* [Directions]
(1) Translate this sentence from the blog post about a difficult week into Spanish: "Our church's semiannual conference was this weekend."
(2) Using the blog post about a difficult week, decide whether each statement agrees with it, answering yes or no and quoting the words that settle it. (a) The cold going around the family has lasted longest on the writer. (b) The fertility treatment the writer needs is the most invasive kind. (c) The church conference is held once a year.
(3) Pick up the blog post about a difficult week and trying for another baby after its final sentence, and keep writing it.

The last week has been a struggle for me. Last week felt like a series of intentional and unintentional slights, hurt feelings, and plain old bad luck. This week, our family has been sharing a cold- it is lingering longest on me. I don't think I'm getting much right. When you add in a medication* that is making me especially emotional this week has been quite the weep-fest.
Our church's semiannual conference was this weekend. I needed it very much. I needed words of wisdom and love. What I got was just that, but also a bit of conviction. Did you ever have that moment when a teacher or parent tells you "I just expected more from you" and you feel simultaneously loved and horrible? That's how I felt. I know I can do better. I need to do better. I needed the fire lit underneath me that conference gave me.
Sometimes growth is hard. Sometimes the best thing that can be done for a plant is for it to be cut down. That doesn't make it feel better right away, but sometimes you know what
*On that: We've decided to try for another baby, which for us is an intimate process involving WBH, my doctor, nurses, pharmacists lab techs, and me. Honestly, we're blessed in a lot of ways here. As far as fertility treatments go, what I require is the least invasive of all. Also, when the time comes for the birds and the bees talk, we think we can get by for several years with "When we decided to have a baby, the doctor gave Mommy pills. The end." When I mentioned this to my mother-in-law, she said if we do that, we'd better be careful when we say Baby Tylenol.

* [Source data]
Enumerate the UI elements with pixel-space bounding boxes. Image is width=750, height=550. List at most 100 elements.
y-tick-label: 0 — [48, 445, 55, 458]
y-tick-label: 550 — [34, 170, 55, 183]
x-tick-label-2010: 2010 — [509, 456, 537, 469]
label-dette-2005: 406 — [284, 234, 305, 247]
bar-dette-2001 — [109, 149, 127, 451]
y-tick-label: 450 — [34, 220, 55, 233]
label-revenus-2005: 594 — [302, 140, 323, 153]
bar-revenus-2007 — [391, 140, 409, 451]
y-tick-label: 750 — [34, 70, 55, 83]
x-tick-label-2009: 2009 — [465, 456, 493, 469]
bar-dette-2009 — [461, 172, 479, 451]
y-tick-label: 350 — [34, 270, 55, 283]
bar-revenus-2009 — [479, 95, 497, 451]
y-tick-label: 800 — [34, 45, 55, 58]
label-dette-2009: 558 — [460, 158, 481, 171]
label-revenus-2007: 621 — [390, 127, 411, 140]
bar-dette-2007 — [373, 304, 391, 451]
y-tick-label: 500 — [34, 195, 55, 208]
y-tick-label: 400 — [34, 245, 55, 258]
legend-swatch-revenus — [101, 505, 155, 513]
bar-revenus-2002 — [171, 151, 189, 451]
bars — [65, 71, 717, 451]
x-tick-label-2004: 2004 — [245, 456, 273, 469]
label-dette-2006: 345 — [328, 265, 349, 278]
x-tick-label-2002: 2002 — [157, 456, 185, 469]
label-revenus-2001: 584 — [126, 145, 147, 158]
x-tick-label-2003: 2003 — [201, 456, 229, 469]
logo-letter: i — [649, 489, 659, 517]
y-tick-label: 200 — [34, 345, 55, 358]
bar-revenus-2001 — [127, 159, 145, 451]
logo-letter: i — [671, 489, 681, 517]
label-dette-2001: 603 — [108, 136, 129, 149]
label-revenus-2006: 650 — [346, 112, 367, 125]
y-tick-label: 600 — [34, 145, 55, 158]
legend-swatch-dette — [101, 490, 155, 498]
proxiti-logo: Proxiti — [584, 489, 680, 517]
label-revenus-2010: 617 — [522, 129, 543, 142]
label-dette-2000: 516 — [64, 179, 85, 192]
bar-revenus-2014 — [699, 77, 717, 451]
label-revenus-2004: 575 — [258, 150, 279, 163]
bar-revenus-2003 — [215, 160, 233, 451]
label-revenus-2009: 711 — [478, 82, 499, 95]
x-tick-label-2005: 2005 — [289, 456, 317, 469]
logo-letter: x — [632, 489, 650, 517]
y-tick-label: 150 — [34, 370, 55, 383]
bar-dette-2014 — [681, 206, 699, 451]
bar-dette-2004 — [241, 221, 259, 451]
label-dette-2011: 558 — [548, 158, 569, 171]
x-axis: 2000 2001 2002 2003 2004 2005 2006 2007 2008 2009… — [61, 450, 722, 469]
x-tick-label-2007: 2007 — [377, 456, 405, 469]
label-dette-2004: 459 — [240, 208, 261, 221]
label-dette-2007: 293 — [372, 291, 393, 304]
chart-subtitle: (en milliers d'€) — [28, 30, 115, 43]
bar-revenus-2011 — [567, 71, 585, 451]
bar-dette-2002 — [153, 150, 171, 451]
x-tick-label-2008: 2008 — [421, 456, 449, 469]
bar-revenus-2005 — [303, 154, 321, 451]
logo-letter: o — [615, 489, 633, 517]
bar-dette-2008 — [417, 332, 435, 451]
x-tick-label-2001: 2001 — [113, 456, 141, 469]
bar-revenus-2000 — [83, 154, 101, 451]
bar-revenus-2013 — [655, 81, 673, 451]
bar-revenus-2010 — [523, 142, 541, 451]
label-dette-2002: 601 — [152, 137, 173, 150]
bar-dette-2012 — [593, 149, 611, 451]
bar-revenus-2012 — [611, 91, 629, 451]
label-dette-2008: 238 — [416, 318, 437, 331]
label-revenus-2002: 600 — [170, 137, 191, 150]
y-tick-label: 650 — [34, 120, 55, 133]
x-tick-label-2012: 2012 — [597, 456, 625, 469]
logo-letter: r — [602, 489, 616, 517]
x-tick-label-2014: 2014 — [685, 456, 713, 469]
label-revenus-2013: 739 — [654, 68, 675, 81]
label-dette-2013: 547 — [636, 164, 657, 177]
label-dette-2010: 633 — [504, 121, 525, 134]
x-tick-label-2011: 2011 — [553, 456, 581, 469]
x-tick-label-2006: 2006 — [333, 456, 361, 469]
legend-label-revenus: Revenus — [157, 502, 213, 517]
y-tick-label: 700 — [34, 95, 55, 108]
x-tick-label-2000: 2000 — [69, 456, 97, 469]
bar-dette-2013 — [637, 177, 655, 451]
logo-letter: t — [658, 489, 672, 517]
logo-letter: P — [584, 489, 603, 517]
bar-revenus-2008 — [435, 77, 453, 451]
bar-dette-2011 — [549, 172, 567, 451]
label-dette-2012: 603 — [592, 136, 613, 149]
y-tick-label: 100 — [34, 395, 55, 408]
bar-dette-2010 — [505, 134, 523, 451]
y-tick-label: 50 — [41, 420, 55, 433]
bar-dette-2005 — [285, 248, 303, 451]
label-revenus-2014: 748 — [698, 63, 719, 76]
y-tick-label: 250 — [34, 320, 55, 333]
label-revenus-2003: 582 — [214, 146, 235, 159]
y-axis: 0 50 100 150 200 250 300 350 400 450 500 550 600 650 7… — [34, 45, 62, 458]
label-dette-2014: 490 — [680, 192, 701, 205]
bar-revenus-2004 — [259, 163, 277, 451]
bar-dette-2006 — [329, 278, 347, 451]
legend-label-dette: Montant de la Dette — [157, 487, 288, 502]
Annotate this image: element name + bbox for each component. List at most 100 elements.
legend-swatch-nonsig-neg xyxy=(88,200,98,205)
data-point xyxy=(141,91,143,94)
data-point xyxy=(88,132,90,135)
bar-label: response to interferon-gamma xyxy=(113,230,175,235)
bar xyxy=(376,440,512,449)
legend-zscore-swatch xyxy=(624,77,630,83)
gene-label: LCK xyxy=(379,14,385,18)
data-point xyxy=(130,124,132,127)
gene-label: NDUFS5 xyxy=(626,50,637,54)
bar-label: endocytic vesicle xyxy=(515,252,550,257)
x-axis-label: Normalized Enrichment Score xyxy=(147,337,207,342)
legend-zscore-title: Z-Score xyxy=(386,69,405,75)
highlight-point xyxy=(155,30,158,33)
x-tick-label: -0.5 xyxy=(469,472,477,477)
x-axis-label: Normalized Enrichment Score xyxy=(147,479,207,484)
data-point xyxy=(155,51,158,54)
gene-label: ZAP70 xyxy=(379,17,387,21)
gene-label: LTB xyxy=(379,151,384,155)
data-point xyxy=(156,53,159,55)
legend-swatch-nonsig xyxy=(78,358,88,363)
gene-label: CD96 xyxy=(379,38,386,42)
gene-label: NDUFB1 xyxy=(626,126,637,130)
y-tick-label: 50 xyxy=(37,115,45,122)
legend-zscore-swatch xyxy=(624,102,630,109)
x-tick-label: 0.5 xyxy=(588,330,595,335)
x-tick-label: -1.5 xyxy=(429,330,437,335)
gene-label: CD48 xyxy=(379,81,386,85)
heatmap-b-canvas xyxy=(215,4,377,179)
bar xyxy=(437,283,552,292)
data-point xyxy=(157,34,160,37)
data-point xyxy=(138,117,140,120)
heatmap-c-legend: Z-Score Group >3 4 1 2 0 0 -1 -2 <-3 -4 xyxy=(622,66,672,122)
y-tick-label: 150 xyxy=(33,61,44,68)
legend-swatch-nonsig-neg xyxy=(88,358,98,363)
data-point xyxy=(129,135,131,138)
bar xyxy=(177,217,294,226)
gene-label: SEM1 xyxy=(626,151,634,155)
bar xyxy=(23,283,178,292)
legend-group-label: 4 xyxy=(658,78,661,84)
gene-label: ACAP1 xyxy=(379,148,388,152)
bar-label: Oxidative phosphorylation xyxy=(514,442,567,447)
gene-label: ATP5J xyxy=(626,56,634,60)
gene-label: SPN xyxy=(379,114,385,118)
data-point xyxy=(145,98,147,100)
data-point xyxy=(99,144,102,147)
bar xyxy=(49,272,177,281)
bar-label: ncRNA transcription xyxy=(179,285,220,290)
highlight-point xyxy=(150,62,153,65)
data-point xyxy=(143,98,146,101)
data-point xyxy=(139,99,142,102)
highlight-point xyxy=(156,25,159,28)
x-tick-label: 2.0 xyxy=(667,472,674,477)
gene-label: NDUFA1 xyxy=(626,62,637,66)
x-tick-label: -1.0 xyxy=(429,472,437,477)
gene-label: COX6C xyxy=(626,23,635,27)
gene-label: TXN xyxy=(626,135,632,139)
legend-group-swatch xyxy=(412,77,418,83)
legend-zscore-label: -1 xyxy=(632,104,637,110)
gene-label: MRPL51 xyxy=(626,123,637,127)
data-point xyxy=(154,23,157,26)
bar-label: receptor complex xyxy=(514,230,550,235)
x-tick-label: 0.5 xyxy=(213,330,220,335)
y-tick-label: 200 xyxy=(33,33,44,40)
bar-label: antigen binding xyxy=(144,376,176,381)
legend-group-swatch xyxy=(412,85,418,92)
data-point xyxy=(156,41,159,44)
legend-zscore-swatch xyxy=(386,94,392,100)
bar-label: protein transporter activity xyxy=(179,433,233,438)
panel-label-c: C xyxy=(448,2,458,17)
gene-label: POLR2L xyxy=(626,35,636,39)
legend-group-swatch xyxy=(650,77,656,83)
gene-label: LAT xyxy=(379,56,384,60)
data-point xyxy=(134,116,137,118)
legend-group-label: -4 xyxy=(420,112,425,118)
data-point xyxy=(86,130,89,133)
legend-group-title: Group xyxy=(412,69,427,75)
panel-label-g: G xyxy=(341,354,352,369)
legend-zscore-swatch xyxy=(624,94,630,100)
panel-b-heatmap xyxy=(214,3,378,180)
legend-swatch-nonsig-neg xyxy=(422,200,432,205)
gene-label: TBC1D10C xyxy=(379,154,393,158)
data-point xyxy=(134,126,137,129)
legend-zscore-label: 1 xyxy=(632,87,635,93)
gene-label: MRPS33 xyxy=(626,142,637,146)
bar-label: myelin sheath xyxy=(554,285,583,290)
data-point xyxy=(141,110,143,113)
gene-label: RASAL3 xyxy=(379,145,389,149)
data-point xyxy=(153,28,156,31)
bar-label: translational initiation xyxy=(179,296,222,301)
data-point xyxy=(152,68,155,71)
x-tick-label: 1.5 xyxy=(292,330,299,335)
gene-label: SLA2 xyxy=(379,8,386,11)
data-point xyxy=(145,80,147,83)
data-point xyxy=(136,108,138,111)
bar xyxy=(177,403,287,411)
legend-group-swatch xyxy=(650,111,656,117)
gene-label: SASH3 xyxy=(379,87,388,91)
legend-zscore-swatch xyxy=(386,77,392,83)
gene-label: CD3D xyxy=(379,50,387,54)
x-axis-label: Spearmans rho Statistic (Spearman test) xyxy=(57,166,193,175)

* [Outputs for the tasks]
(1) La conferencia semestral de nuestra iglesia fue este fin de semana.

(2)
(a) Yes: "This week, our family has been sharing a cold- it is lingering longest on me."
(b) No: "As far as fertility treatments go, what I require is the least invasive of all."
(c) No: "Our church's semiannual conference was this weekend."

(3)
5 comments:
YAY!!! I'm so excited you guys are trying to have a second! I'm sorry its been a rough week too. Your comments about needing help getting pregnant made me think of a friend from the mission's blog where she said, "It certainly goes without saying that getting pregnant is a two person job. One man and one woman... usually. To date, I can count at least fifteen medical staff who have been involved in our efforts to get pregnant (not including medical office receptionists). Still no success. Why does that bother me? Starting a family is a very private and personal affair... Why do we need to enlist the help of a dozen plus people?" Then she goes on to talk about the comfort she takes in knowing God has a plan for her and her future family. God has a plan for you guys and we'll be praying for you!
Yay, I am glad ot hear that you will be adding to your alrady very cool family! I also have been battelign this virus I'm on week 2.5.... BUMMER! Sorry about the bad week, take comfort in knowing that you are loved and supported.
What a big decision! From the sound of it, what a hard and complicated process, but you know what, I have a feeling that the harder it is to get pregnant the more the parents realize and remember what a blessing and a miracle each baby is. I sure can tell you love Stinky and show him your love daily. I bet there are hordes of angels standing in line to be your next offspring! :) Good luck!
You probably dont know this but we had to have drs., nurses, and labs involved with our conception of Kaitlynn and yes it is not so much fun having so many involved but arent we blessed to have their help. Love ya Auntie DEB
Hooray! Hooray!
Who knew it would be so hard to pull our children's spirits down from Heaven to join our families?